Given request: Please update the lines in the records below, from the line with "group2-rule — [528, 104, 768, 105]" up to and including the line with "side-wall-gridline — [72, 504, 122, 536]", by replacing "side-wall-gridline" with "wall-gridline" and keeping everything else the same. Return only those lines.

Records for this task:

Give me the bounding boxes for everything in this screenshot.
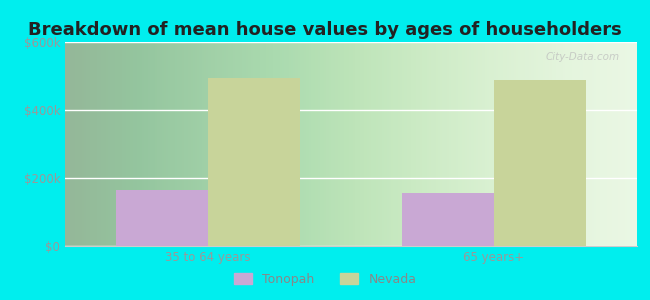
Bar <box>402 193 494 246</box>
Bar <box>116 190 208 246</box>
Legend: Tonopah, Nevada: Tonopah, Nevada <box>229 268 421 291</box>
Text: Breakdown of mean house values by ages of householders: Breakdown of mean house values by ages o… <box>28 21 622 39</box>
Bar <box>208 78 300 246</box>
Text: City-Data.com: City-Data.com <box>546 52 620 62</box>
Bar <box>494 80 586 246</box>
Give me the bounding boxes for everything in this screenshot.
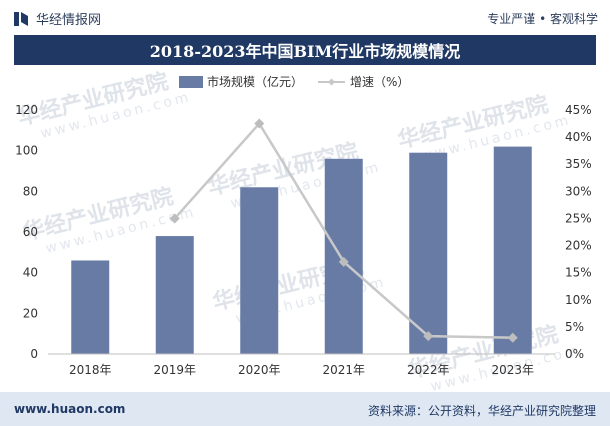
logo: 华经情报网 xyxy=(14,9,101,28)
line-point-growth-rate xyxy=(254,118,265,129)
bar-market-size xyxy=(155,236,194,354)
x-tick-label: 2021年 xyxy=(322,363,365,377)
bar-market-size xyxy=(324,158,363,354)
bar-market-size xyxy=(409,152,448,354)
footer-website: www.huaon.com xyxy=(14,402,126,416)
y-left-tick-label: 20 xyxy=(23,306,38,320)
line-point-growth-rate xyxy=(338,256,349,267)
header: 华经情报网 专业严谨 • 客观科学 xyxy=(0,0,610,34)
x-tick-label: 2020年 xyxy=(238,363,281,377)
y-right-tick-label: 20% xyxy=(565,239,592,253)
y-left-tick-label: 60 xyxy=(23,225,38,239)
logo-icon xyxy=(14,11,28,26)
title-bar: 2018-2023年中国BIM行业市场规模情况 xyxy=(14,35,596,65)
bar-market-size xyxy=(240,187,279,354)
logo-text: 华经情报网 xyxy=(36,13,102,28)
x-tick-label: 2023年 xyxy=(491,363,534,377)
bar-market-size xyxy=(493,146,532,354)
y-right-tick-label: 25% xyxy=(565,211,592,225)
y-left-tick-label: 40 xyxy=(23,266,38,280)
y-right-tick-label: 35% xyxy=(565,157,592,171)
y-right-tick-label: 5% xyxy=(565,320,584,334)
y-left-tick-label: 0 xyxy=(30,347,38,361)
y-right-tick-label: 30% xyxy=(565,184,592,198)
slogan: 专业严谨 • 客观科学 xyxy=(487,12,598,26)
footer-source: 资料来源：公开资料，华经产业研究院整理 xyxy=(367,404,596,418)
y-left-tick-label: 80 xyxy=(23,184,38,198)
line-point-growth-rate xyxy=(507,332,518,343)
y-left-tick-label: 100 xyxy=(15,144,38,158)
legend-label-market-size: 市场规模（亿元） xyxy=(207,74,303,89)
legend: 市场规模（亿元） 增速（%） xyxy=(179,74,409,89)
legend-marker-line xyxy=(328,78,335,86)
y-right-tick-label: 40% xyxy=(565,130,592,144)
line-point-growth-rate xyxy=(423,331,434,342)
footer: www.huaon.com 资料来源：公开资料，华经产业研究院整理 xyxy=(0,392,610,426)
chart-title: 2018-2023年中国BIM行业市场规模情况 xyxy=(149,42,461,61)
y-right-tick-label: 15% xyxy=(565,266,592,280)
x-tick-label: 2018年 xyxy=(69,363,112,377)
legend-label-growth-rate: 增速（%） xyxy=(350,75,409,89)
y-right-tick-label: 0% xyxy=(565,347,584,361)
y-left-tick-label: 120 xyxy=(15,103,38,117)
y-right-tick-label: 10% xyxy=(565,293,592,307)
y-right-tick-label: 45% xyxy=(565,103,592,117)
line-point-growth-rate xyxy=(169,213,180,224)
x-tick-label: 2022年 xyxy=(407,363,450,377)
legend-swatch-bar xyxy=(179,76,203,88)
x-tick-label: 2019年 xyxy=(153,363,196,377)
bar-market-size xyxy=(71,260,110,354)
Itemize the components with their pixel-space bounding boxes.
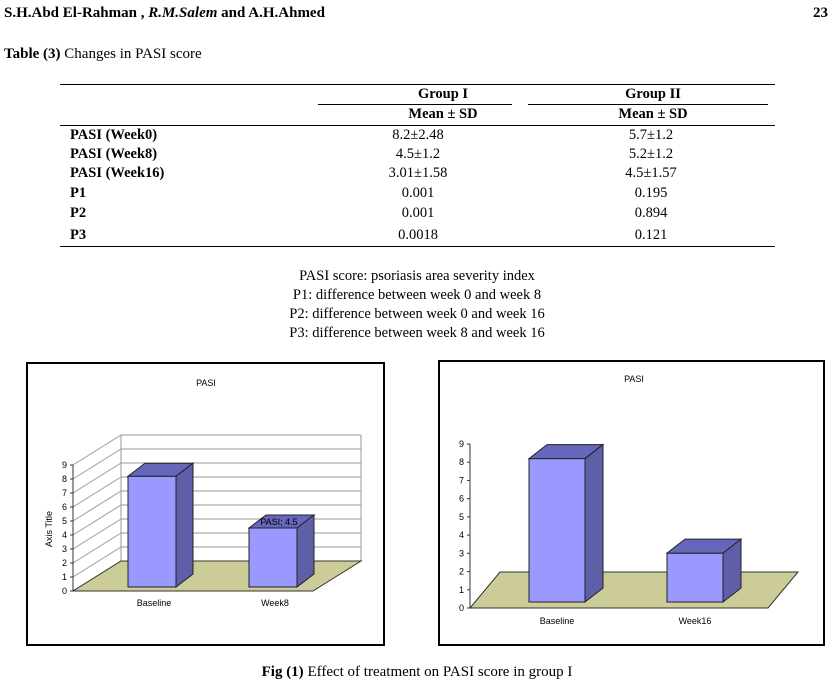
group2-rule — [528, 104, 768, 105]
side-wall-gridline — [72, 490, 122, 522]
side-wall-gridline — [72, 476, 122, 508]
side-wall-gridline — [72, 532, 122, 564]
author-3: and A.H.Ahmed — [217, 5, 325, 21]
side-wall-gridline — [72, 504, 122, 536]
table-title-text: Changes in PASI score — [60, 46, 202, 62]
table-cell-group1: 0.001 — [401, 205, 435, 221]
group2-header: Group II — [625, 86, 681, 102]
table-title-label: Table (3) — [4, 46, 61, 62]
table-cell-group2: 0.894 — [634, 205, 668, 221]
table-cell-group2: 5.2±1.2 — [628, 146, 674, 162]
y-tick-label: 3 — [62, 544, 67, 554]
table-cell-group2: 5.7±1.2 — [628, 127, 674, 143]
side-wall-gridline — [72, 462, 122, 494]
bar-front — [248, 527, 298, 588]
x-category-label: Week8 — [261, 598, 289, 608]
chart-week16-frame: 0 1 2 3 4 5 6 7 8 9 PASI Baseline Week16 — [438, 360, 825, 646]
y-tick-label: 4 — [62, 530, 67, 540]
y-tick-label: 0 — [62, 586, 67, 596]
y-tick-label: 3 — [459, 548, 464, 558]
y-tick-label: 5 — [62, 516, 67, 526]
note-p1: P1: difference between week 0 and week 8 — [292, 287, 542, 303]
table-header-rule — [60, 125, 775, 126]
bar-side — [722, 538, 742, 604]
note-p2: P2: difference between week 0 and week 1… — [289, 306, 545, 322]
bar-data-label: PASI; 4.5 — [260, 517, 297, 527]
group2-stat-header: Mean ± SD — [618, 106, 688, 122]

Exercise output:
group2-rule — [528, 104, 768, 105]
wall-gridline — [72, 490, 122, 522]
wall-gridline — [72, 476, 122, 508]
wall-gridline — [72, 532, 122, 564]
author-3: and A.H.Ahmed — [217, 5, 325, 21]
wall-gridline — [72, 504, 122, 536]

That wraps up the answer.